[Records from a dataset]

>>

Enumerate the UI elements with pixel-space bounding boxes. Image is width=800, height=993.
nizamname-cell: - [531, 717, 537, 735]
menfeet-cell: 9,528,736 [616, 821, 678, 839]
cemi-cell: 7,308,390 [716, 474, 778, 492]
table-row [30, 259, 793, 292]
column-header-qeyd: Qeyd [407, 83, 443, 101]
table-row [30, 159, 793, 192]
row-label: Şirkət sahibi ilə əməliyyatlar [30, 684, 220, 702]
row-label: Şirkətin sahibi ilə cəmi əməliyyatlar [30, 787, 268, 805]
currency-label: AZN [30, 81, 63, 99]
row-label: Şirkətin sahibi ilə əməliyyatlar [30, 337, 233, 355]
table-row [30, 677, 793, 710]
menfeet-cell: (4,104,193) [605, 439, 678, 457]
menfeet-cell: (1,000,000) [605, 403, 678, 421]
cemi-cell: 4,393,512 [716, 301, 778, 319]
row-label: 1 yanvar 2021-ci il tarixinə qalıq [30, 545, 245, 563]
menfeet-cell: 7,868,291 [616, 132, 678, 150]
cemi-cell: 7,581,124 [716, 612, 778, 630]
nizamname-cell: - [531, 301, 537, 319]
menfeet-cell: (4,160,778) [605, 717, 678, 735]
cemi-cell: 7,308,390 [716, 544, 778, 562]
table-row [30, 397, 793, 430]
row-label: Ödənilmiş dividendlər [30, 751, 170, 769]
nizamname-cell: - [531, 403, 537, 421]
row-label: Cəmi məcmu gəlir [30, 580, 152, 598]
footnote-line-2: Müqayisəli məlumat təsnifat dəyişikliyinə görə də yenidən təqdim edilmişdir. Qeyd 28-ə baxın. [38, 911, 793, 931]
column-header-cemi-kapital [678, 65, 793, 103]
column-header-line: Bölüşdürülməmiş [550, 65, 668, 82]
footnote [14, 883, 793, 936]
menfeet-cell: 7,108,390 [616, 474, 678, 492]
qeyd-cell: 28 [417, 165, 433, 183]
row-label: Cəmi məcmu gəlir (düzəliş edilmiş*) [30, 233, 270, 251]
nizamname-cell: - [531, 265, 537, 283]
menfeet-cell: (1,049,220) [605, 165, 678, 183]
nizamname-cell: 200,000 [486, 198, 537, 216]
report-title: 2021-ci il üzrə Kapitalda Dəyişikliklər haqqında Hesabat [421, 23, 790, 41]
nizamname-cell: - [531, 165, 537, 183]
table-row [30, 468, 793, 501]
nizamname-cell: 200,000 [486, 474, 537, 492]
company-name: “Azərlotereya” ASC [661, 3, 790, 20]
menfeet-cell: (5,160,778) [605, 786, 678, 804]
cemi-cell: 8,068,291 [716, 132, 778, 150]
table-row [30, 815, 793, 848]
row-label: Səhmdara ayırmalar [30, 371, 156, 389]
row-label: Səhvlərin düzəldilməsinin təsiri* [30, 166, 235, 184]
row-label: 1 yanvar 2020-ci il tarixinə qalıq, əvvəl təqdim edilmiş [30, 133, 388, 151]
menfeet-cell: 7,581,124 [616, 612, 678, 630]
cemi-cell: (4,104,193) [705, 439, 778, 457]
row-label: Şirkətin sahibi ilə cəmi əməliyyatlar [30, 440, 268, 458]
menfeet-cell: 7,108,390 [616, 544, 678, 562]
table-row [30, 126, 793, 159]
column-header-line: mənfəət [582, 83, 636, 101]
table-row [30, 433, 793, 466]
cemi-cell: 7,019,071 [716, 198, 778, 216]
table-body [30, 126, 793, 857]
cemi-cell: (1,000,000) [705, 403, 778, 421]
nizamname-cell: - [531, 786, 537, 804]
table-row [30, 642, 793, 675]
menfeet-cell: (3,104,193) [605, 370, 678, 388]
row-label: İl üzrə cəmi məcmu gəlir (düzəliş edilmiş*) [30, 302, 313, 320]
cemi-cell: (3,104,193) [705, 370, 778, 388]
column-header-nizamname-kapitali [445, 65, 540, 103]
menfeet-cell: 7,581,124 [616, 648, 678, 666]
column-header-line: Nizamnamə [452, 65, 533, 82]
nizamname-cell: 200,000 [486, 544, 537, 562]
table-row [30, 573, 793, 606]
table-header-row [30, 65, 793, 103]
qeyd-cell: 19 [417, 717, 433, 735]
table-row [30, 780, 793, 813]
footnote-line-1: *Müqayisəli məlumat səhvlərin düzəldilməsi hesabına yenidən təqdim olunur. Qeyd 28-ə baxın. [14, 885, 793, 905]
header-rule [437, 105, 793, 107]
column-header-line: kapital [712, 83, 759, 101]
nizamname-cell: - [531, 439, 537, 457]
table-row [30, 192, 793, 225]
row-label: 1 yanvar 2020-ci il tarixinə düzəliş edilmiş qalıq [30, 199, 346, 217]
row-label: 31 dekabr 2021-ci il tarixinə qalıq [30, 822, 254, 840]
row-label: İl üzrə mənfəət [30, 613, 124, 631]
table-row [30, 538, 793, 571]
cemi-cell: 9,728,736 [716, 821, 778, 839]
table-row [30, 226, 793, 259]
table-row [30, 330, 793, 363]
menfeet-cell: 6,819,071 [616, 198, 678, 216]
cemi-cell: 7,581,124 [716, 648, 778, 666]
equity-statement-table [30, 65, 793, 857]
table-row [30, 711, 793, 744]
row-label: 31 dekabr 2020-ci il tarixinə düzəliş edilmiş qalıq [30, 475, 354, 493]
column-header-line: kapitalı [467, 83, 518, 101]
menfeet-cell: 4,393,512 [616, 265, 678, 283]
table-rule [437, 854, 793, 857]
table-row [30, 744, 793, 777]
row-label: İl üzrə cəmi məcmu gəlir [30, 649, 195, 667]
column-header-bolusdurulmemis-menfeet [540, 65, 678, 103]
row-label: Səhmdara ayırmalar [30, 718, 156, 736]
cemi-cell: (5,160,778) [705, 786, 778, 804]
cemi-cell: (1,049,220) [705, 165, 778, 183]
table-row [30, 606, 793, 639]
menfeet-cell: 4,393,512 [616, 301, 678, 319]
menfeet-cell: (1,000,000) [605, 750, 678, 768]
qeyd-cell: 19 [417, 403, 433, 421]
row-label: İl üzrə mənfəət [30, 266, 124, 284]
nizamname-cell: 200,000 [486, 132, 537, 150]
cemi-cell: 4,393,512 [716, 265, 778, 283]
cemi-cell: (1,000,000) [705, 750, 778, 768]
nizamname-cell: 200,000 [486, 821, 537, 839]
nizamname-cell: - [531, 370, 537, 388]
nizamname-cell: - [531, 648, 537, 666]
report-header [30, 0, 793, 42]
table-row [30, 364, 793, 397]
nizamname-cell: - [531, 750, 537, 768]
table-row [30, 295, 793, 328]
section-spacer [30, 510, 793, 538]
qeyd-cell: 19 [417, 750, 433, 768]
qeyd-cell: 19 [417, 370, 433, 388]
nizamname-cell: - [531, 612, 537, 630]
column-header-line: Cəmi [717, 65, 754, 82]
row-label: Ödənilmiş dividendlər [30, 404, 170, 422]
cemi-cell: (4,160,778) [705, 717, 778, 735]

<<

GIVEN INSTRUCTION
Return every one of the lines above, with nothing changed.

EXERCISE SOLUTION
Enumerate the UI elements with pixel-space bounding boxes. Image is width=800, height=993.
nizamname-cell: - [531, 717, 537, 735]
menfeet-cell: 9,528,736 [616, 821, 678, 839]
cemi-cell: 7,308,390 [716, 474, 778, 492]
table-row [30, 259, 793, 292]
column-header-qeyd: Qeyd [407, 83, 443, 101]
table-row [30, 159, 793, 192]
row-label: Şirkət sahibi ilə əməliyyatlar [30, 684, 220, 702]
row-label: Şirkətin sahibi ilə cəmi əməliyyatlar [30, 787, 268, 805]
currency-label: AZN [30, 81, 63, 99]
row-label: Şirkətin sahibi ilə əməliyyatlar [30, 337, 233, 355]
table-row [30, 677, 793, 710]
menfeet-cell: (4,104,193) [605, 439, 678, 457]
menfeet-cell: (1,000,000) [605, 403, 678, 421]
cemi-cell: 4,393,512 [716, 301, 778, 319]
row-label: 1 yanvar 2021-ci il tarixinə qalıq [30, 545, 245, 563]
menfeet-cell: 7,868,291 [616, 132, 678, 150]
cemi-cell: 7,581,124 [716, 612, 778, 630]
nizamname-cell: - [531, 301, 537, 319]
menfeet-cell: (4,160,778) [605, 717, 678, 735]
cemi-cell: 7,308,390 [716, 544, 778, 562]
table-row [30, 397, 793, 430]
row-label: Ödənilmiş dividendlər [30, 751, 170, 769]
nizamname-cell: - [531, 403, 537, 421]
row-label: Cəmi məcmu gəlir [30, 580, 152, 598]
footnote-line-2: Müqayisəli məlumat təsnifat dəyişikliyinə görə də yenidən təqdim edilmişdir. Qeyd 28-ə baxın. [38, 911, 793, 931]
column-header-cemi-kapital [678, 65, 793, 103]
column-header-line: Bölüşdürülməmiş [550, 65, 668, 82]
footnote [14, 883, 793, 936]
menfeet-cell: 7,108,390 [616, 474, 678, 492]
qeyd-cell: 28 [417, 165, 433, 183]
row-label: Cəmi məcmu gəlir (düzəliş edilmiş*) [30, 233, 270, 251]
nizamname-cell: - [531, 265, 537, 283]
menfeet-cell: (1,049,220) [605, 165, 678, 183]
nizamname-cell: 200,000 [486, 198, 537, 216]
report-title: 2021-ci il üzrə Kapitalda Dəyişikliklər haqqında Hesabat [421, 23, 790, 41]
nizamname-cell: - [531, 165, 537, 183]
table-row [30, 468, 793, 501]
nizamname-cell: 200,000 [486, 474, 537, 492]
company-name: “Azərlotereya” ASC [661, 3, 790, 20]
menfeet-cell: (5,160,778) [605, 786, 678, 804]
cemi-cell: 8,068,291 [716, 132, 778, 150]
table-row [30, 815, 793, 848]
row-label: Səhmdara ayırmalar [30, 371, 156, 389]
row-label: Səhvlərin düzəldilməsinin təsiri* [30, 166, 235, 184]
row-label: 1 yanvar 2020-ci il tarixinə qalıq, əvvəl təqdim edilmiş [30, 133, 388, 151]
menfeet-cell: 7,581,124 [616, 612, 678, 630]
cemi-cell: (4,104,193) [705, 439, 778, 457]
row-label: Şirkətin sahibi ilə cəmi əməliyyatlar [30, 440, 268, 458]
menfeet-cell: 7,108,390 [616, 544, 678, 562]
table-row [30, 126, 793, 159]
column-header-line: mənfəət [582, 83, 636, 101]
table-row [30, 433, 793, 466]
cemi-cell: 7,019,071 [716, 198, 778, 216]
table-body [30, 126, 793, 857]
cemi-cell: (1,000,000) [705, 403, 778, 421]
nizamname-cell: - [531, 786, 537, 804]
table-row [30, 642, 793, 675]
menfeet-cell: (3,104,193) [605, 370, 678, 388]
row-label: İl üzrə cəmi məcmu gəlir (düzəliş edilmiş*) [30, 302, 313, 320]
cemi-cell: (3,104,193) [705, 370, 778, 388]
column-header-nizamname-kapitali [445, 65, 540, 103]
menfeet-cell: 7,581,124 [616, 648, 678, 666]
column-header-line: Nizamnamə [452, 65, 533, 82]
nizamname-cell: 200,000 [486, 544, 537, 562]
table-row [30, 573, 793, 606]
table-header-row [30, 65, 793, 103]
qeyd-cell: 19 [417, 717, 433, 735]
table-row [30, 780, 793, 813]
footnote-line-1: *Müqayisəli məlumat səhvlərin düzəldilməsi hesabına yenidən təqdim olunur. Qeyd 28-ə baxın. [14, 885, 793, 905]
header-rule [437, 105, 793, 107]
column-header-line: kapital [712, 83, 759, 101]
nizamname-cell: - [531, 439, 537, 457]
table-row [30, 192, 793, 225]
row-label: 1 yanvar 2020-ci il tarixinə düzəliş edilmiş qalıq [30, 199, 346, 217]
row-label: 31 dekabr 2021-ci il tarixinə qalıq [30, 822, 254, 840]
row-label: İl üzrə mənfəət [30, 613, 124, 631]
table-row [30, 538, 793, 571]
cemi-cell: 9,728,736 [716, 821, 778, 839]
table-row [30, 226, 793, 259]
table-row [30, 330, 793, 363]
menfeet-cell: 6,819,071 [616, 198, 678, 216]
cemi-cell: 7,581,124 [716, 648, 778, 666]
equity-statement-table [30, 65, 793, 857]
table-row [30, 711, 793, 744]
row-label: 31 dekabr 2020-ci il tarixinə düzəliş edilmiş qalıq [30, 475, 354, 493]
column-header-line: kapitalı [467, 83, 518, 101]
menfeet-cell: 4,393,512 [616, 265, 678, 283]
table-rule [437, 854, 793, 857]
table-row [30, 744, 793, 777]
row-label: İl üzrə cəmi məcmu gəlir [30, 649, 195, 667]
column-header-bolusdurulmemis-menfeet [540, 65, 678, 103]
row-label: Səhmdara ayırmalar [30, 718, 156, 736]
cemi-cell: (5,160,778) [705, 786, 778, 804]
cemi-cell: (1,049,220) [705, 165, 778, 183]
table-row [30, 606, 793, 639]
menfeet-cell: 4,393,512 [616, 301, 678, 319]
menfeet-cell: (1,000,000) [605, 750, 678, 768]
qeyd-cell: 19 [417, 403, 433, 421]
row-label: İl üzrə mənfəət [30, 266, 124, 284]
nizamname-cell: 200,000 [486, 132, 537, 150]
cemi-cell: 4,393,512 [716, 265, 778, 283]
cemi-cell: (1,000,000) [705, 750, 778, 768]
nizamname-cell: 200,000 [486, 821, 537, 839]
nizamname-cell: - [531, 370, 537, 388]
nizamname-cell: - [531, 648, 537, 666]
report-header [30, 0, 793, 42]
table-row [30, 364, 793, 397]
nizamname-cell: - [531, 750, 537, 768]
table-row [30, 295, 793, 328]
section-spacer [30, 510, 793, 538]
qeyd-cell: 19 [417, 750, 433, 768]
qeyd-cell: 19 [417, 370, 433, 388]
nizamname-cell: - [531, 612, 537, 630]
column-header-line: Cəmi [717, 65, 754, 82]
row-label: Ödənilmiş dividendlər [30, 404, 170, 422]
cemi-cell: (4,160,778) [705, 717, 778, 735]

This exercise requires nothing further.